> [Written instruction] Can you output the records below exactly as they are written?

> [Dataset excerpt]
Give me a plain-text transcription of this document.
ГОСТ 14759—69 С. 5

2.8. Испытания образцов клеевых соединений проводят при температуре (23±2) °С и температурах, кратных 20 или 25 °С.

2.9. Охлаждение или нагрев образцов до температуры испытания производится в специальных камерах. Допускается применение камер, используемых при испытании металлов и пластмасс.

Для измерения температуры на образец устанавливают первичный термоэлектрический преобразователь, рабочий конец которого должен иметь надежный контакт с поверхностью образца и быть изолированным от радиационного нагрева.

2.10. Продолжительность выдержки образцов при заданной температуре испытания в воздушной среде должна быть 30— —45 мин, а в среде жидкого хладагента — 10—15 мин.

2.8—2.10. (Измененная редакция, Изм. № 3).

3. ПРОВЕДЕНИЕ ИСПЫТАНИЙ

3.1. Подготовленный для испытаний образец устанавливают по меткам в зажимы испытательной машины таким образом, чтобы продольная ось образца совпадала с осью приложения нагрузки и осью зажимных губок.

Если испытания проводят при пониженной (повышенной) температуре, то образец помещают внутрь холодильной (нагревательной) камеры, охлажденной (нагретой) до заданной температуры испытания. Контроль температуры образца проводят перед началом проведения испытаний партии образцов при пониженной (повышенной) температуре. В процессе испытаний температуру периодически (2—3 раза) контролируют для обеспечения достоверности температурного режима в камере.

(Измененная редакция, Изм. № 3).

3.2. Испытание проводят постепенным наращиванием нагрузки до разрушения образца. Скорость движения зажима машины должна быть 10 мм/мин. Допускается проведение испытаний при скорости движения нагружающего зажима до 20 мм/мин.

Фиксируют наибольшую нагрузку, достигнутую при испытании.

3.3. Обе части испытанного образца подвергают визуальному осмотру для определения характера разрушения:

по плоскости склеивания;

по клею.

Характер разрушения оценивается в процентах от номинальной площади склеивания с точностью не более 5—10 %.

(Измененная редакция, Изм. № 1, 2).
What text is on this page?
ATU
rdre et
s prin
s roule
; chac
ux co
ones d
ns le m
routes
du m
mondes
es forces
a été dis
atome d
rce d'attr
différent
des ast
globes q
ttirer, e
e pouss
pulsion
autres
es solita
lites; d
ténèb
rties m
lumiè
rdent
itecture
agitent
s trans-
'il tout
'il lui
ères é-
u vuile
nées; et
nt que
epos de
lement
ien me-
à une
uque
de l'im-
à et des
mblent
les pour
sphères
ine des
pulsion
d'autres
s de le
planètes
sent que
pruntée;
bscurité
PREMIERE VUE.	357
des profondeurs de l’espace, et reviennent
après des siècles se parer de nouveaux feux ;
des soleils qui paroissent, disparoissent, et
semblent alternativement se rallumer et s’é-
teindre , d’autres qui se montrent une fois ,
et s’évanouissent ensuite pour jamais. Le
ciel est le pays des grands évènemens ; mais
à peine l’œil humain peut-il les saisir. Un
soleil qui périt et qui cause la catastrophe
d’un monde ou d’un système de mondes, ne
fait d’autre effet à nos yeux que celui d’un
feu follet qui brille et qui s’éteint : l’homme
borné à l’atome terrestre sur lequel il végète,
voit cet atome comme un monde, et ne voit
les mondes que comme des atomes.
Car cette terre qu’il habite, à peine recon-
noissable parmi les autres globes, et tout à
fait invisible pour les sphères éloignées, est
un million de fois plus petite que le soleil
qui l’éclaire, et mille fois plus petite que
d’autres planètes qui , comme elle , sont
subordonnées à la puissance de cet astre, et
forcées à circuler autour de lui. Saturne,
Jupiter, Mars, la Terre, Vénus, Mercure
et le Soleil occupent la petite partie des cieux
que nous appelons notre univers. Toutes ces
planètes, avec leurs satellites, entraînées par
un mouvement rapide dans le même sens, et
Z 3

> [Solution below]
Give me a plain-text transcription of this document.
ГОСТ 14759—69 С. 5

2.8. Испытания образцов клеевых соединений проводят при температуре (23±2) °С и температурах, кратных 20 или 25 °С.

2.9. Охлаждение или нагрев образцов до температуры испытания производится в специальных камерах. Допускается применение камер, используемых при испытании металлов и пластмасс.

Для измерения температуры на образец устанавливают первичный термоэлектрический преобразователь, рабочий конец которого должен иметь надежный контакт с поверхностью образца и быть изолированным от радиационного нагрева.

2.10. Продолжительность выдержки образцов при заданной температуре испытания в воздушной среде должна быть 30— —45 мин, а в среде жидкого хладагента — 10—15 мин.

2.8—2.10. (Измененная редакция, Изм. № 3).

3. ПРОВЕДЕНИЕ ИСПЫТАНИЙ

3.1. Подготовленный для испытаний образец устанавливают по меткам в зажимы испытательной машины таким образом, чтобы продольная ось образца совпадала с осью приложения нагрузки и осью зажимных губок.

Если испытания проводят при пониженной (повышенной) температуре, то образец помещают внутрь холодильной (нагревательной) камеры, охлажденной (нагретой) до заданной температуры испытания. Контроль температуры образца проводят перед началом проведения испытаний партии образцов при пониженной (повышенной) температуре. В процессе испытаний температуру периодически (2—3 раза) контролируют для обеспечения достоверности температурного режима в камере.

(Измененная редакция, Изм. № 3).

3.2. Испытание проводят постепенным наращиванием нагрузки до разрушения образца. Скорость движения зажима машины должна быть 10 мм/мин. Допускается проведение испытаний при скорости движения нагружающего зажима до 20 мм/мин.

Фиксируют наибольшую нагрузку, достигнутую при испытании.

3.3. Обе части испытанного образца подвергают визуальному осмотру для определения характера разрушения:

по плоскости склеивания;

по клею.

Характер разрушения оценивается в процентах от номинальной площади склеивания с точностью не более 5—10 %.

(Измененная редакция, Изм. № 1, 2).
What text is on this page?
ATU
rdre et
s prin
s roule
; chac
ux co
ones d
ns le m
routes
du m
mondes
es forces
a été dis
atome d
rce d'attr
différent
des ast
globes q
ttirer, e
e pouss
pulsion
autres
es solita
lites; d
ténèb
rties m
lumiè
rdent
itecture
agitent
s trans-
'il tout
'il lui
ères é-
u vuile
nées; et
nt que
epos de
lement
ien me-
à une
uque
de l'im-
à et des
mblent
les pour
sphères
ine des
pulsion
d'autres
s de le
planètes
sent que
pruntée;
bscurité
PREMIERE VUE.	357
des profondeurs de l’espace, et reviennent
après des siècles se parer de nouveaux feux ;
des soleils qui paroissent, disparoissent, et
semblent alternativement se rallumer et s’é-
teindre , d’autres qui se montrent une fois ,
et s’évanouissent ensuite pour jamais. Le
ciel est le pays des grands évènemens ; mais
à peine l’œil humain peut-il les saisir. Un
soleil qui périt et qui cause la catastrophe
d’un monde ou d’un système de mondes, ne
fait d’autre effet à nos yeux que celui d’un
feu follet qui brille et qui s’éteint : l’homme
borné à l’atome terrestre sur lequel il végète,
voit cet atome comme un monde, et ne voit
les mondes que comme des atomes.
Car cette terre qu’il habite, à peine recon-
noissable parmi les autres globes, et tout à
fait invisible pour les sphères éloignées, est
un million de fois plus petite que le soleil
qui l’éclaire, et mille fois plus petite que
d’autres planètes qui , comme elle , sont
subordonnées à la puissance de cet astre, et
forcées à circuler autour de lui. Saturne,
Jupiter, Mars, la Terre, Vénus, Mercure
et le Soleil occupent la petite partie des cieux
que nous appelons notre univers. Toutes ces
planètes, avec leurs satellites, entraînées par
un mouvement rapide dans le même sens, et
Z 3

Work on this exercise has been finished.